The listing below must be repeated word for word, with its images excluded.

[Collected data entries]
********************

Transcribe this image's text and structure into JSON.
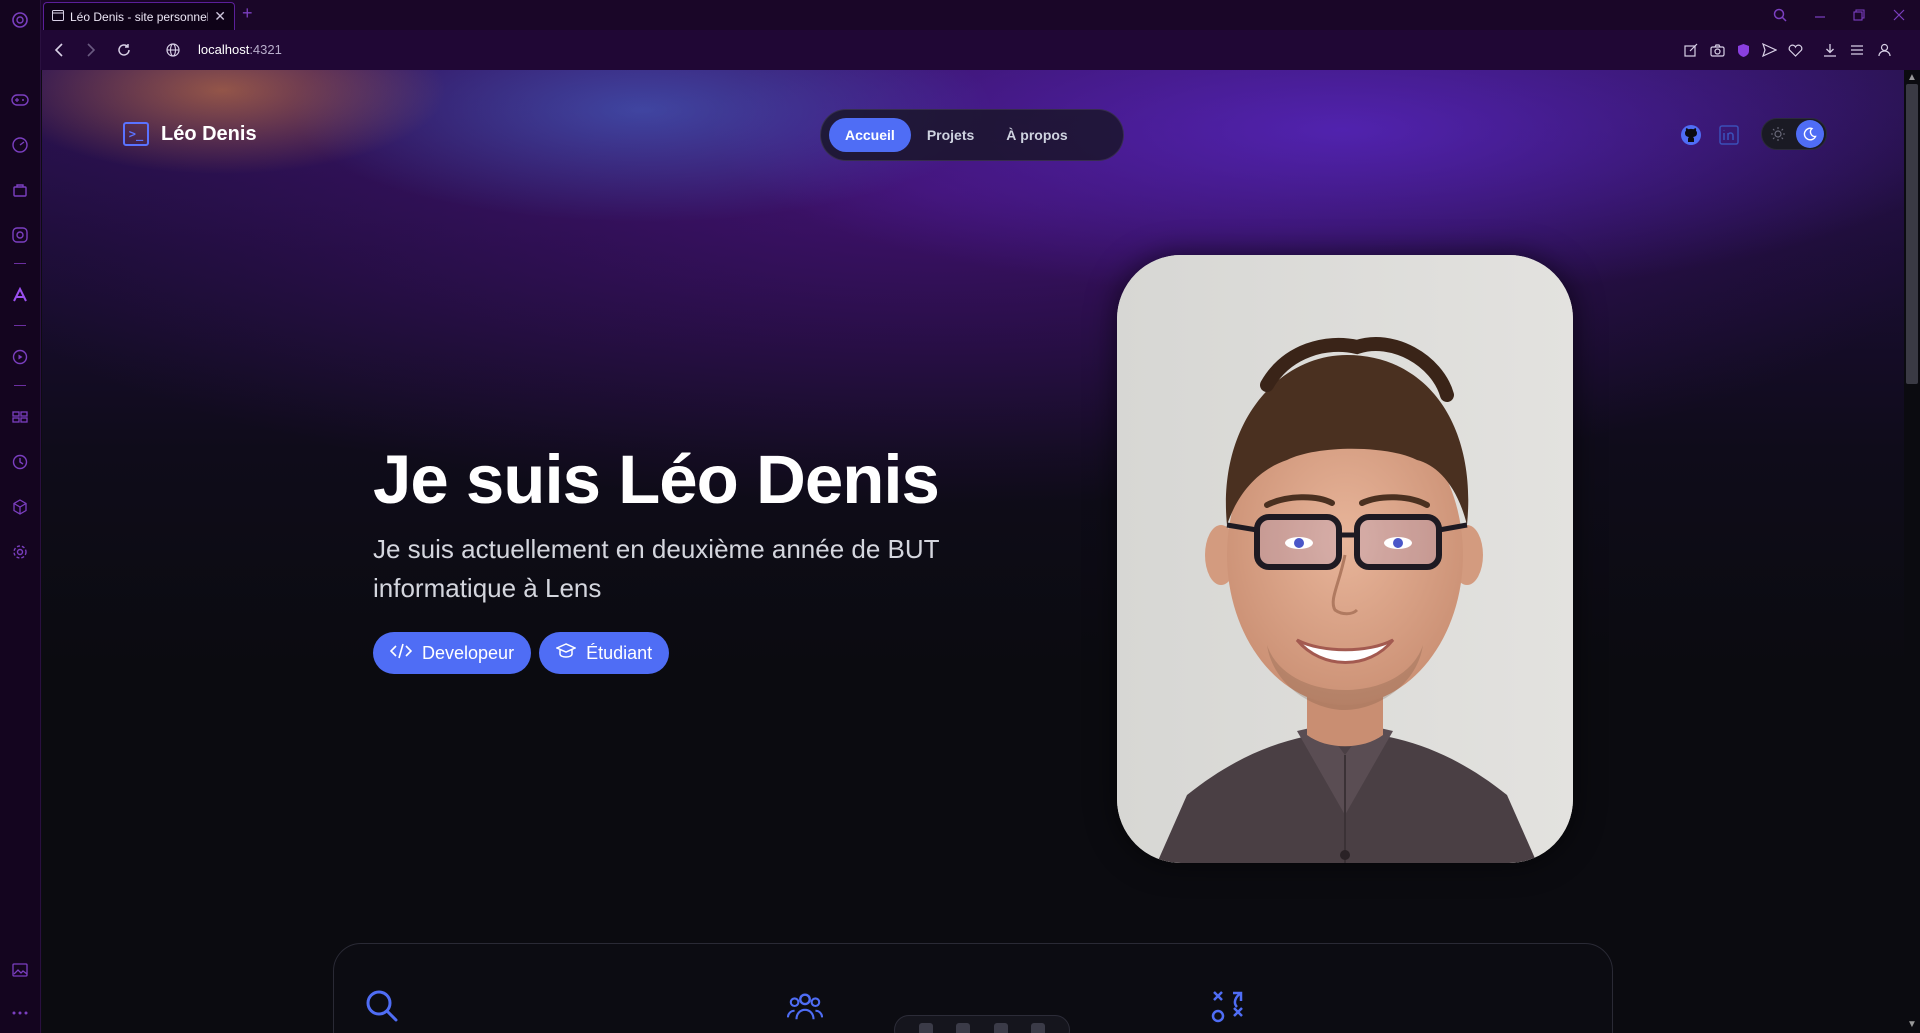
{
  "browser": {
    "tab_title": "Léo Denis - site personnel",
    "new_tab": "+",
    "url_host": "localhost",
    "url_port": ":4321"
  },
  "site": {
    "brand": "Léo Denis",
    "nav": [
      {
        "label": "Accueil",
        "active": true
      },
      {
        "label": "Projets",
        "active": false
      },
      {
        "label": "À propos",
        "active": false
      }
    ],
    "hero": {
      "title": "Je suis Léo Denis",
      "subtitle": "Je suis actuellement en deuxième année de BUT informatique à Lens",
      "badges": [
        "Developeur",
        "Étudiant"
      ]
    }
  },
  "colors": {
    "accent": "#4f6df5",
    "browser_chrome": "#200735",
    "page_bg": "#0b0b10"
  }
}
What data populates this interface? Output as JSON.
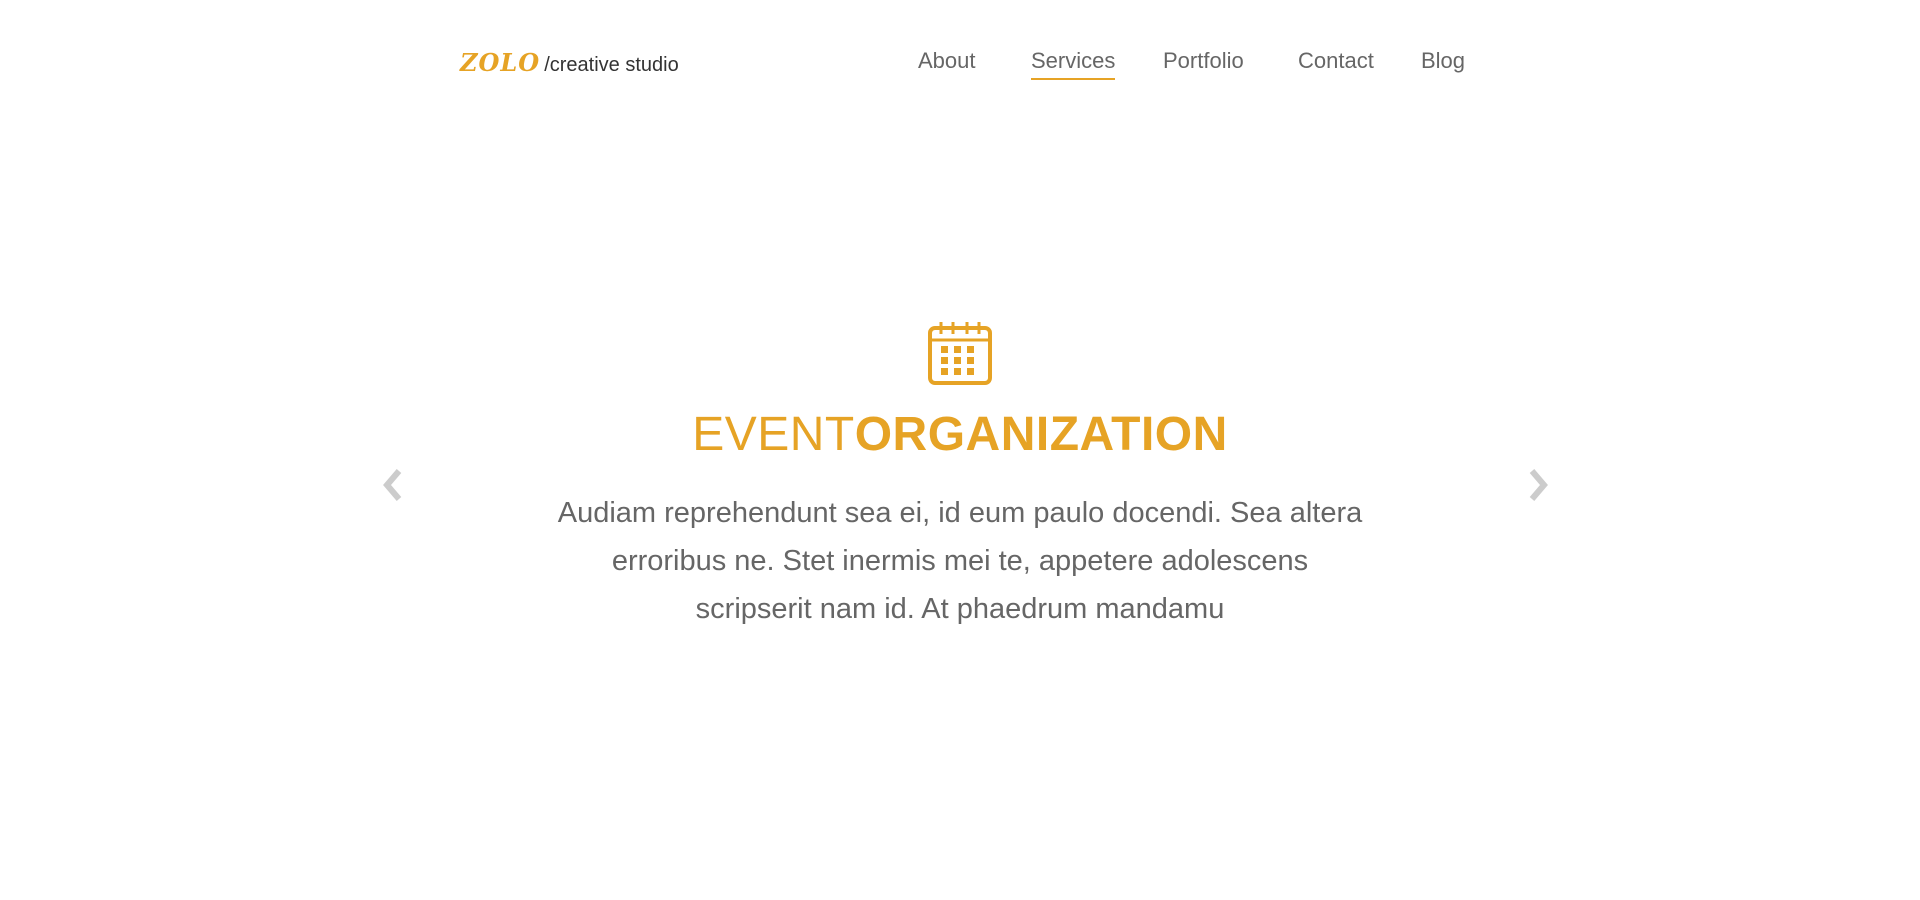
{
  "brand": {
    "logo_text": "ZOLO",
    "tagline": "/creative studio",
    "accent_color": "#e6a325"
  },
  "nav": {
    "items": [
      {
        "label": "About"
      },
      {
        "label": "Services",
        "active": true
      },
      {
        "label": "Portfolio"
      },
      {
        "label": "Contact"
      },
      {
        "label": "Blog"
      }
    ]
  },
  "slider": {
    "prev_icon": "chevron-left-icon",
    "next_icon": "chevron-right-icon",
    "slide": {
      "icon": "calendar-icon",
      "title_light": "EVENT",
      "title_bold": "ORGANIZATION",
      "description": "Audiam reprehendunt sea ei, id eum paulo docendi. Sea altera erroribus ne. Stet inermis mei te, appetere adolescens scripserit nam id. At phaedrum mandamu"
    }
  }
}
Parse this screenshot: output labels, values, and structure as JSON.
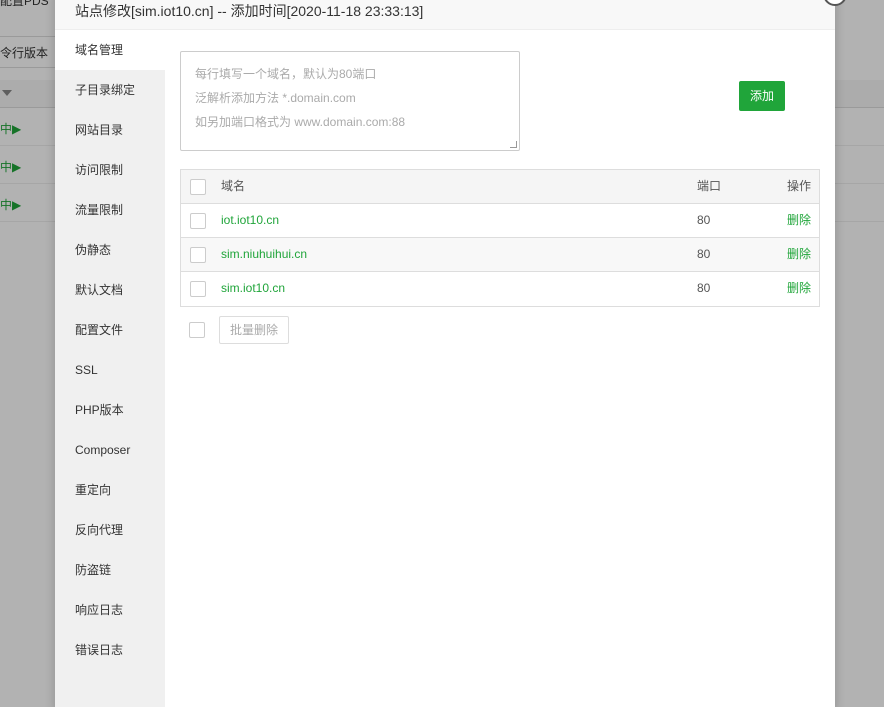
{
  "background": {
    "top_text": "配置PDS",
    "tab_label": "令行版本",
    "rows": [
      {
        "status": "中▶"
      },
      {
        "status": "中▶"
      },
      {
        "status": "中▶"
      }
    ]
  },
  "modal": {
    "title": "站点修改[sim.iot10.cn] -- 添加时间[2020-11-18 23:33:13]",
    "sidebar": [
      {
        "label": "域名管理"
      },
      {
        "label": "子目录绑定"
      },
      {
        "label": "网站目录"
      },
      {
        "label": "访问限制"
      },
      {
        "label": "流量限制"
      },
      {
        "label": "伪静态"
      },
      {
        "label": "默认文档"
      },
      {
        "label": "配置文件"
      },
      {
        "label": "SSL"
      },
      {
        "label": "PHP版本"
      },
      {
        "label": "Composer"
      },
      {
        "label": "重定向"
      },
      {
        "label": "反向代理"
      },
      {
        "label": "防盗链"
      },
      {
        "label": "响应日志"
      },
      {
        "label": "错误日志"
      }
    ],
    "textarea_placeholder_lines": [
      "每行填写一个域名，默认为80端口",
      "泛解析添加方法 *.domain.com",
      "如另加端口格式为 www.domain.com:88"
    ],
    "add_button": "添加",
    "table": {
      "headers": {
        "domain": "域名",
        "port": "端口",
        "op": "操作"
      },
      "rows": [
        {
          "domain": "iot.iot10.cn",
          "port": "80",
          "op": "删除"
        },
        {
          "domain": "sim.niuhuihui.cn",
          "port": "80",
          "op": "删除"
        },
        {
          "domain": "sim.iot10.cn",
          "port": "80",
          "op": "删除"
        }
      ]
    },
    "batch_delete": "批量删除"
  },
  "colors": {
    "accent": "#20a53a"
  }
}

********************

**The reply**
Transcribe this image's text and structure into JSON.
{
  "browser": {
    "tab_title": "Léo Denis - site personnel",
    "new_tab": "+",
    "url_host": "localhost",
    "url_port": ":4321"
  },
  "site": {
    "brand": "Léo Denis",
    "nav": [
      {
        "label": "Accueil",
        "active": true
      },
      {
        "label": "Projets",
        "active": false
      },
      {
        "label": "À propos",
        "active": false
      }
    ],
    "hero": {
      "title": "Je suis Léo Denis",
      "subtitle": "Je suis actuellement en deuxième année de BUT informatique à Lens",
      "badges": [
        "Developeur",
        "Étudiant"
      ]
    }
  },
  "colors": {
    "accent": "#4f6df5",
    "browser_chrome": "#200735",
    "page_bg": "#0b0b10"
  }
}
What data populates this interface? Output as JSON.
{
  "brand": {
    "logo_text": "ZOLO",
    "tagline": "/creative studio",
    "accent_color": "#e6a325"
  },
  "nav": {
    "items": [
      {
        "label": "About"
      },
      {
        "label": "Services",
        "active": true
      },
      {
        "label": "Portfolio"
      },
      {
        "label": "Contact"
      },
      {
        "label": "Blog"
      }
    ]
  },
  "slider": {
    "prev_icon": "chevron-left-icon",
    "next_icon": "chevron-right-icon",
    "slide": {
      "icon": "calendar-icon",
      "title_light": "EVENT",
      "title_bold": "ORGANIZATION",
      "description": "Audiam reprehendunt sea ei, id eum paulo docendi. Sea altera erroribus ne. Stet inermis mei te, appetere adolescens scripserit nam id. At phaedrum mandamu"
    }
  }
}
Parse this screenshot: output labels, values, and structure as JSON.
{
  "background": {
    "top_text": "配置PDS",
    "tab_label": "令行版本",
    "rows": [
      {
        "status": "中▶"
      },
      {
        "status": "中▶"
      },
      {
        "status": "中▶"
      }
    ]
  },
  "modal": {
    "title": "站点修改[sim.iot10.cn] -- 添加时间[2020-11-18 23:33:13]",
    "sidebar": [
      {
        "label": "域名管理"
      },
      {
        "label": "子目录绑定"
      },
      {
        "label": "网站目录"
      },
      {
        "label": "访问限制"
      },
      {
        "label": "流量限制"
      },
      {
        "label": "伪静态"
      },
      {
        "label": "默认文档"
      },
      {
        "label": "配置文件"
      },
      {
        "label": "SSL"
      },
      {
        "label": "PHP版本"
      },
      {
        "label": "Composer"
      },
      {
        "label": "重定向"
      },
      {
        "label": "反向代理"
      },
      {
        "label": "防盗链"
      },
      {
        "label": "响应日志"
      },
      {
        "label": "错误日志"
      }
    ],
    "textarea_placeholder_lines": [
      "每行填写一个域名，默认为80端口",
      "泛解析添加方法 *.domain.com",
      "如另加端口格式为 www.domain.com:88"
    ],
    "add_button": "添加",
    "table": {
      "headers": {
        "domain": "域名",
        "port": "端口",
        "op": "操作"
      },
      "rows": [
        {
          "domain": "iot.iot10.cn",
          "port": "80",
          "op": "删除"
        },
        {
          "domain": "sim.niuhuihui.cn",
          "port": "80",
          "op": "删除"
        },
        {
          "domain": "sim.iot10.cn",
          "port": "80",
          "op": "删除"
        }
      ]
    },
    "batch_delete": "批量删除"
  },
  "colors": {
    "accent": "#20a53a"
  }
}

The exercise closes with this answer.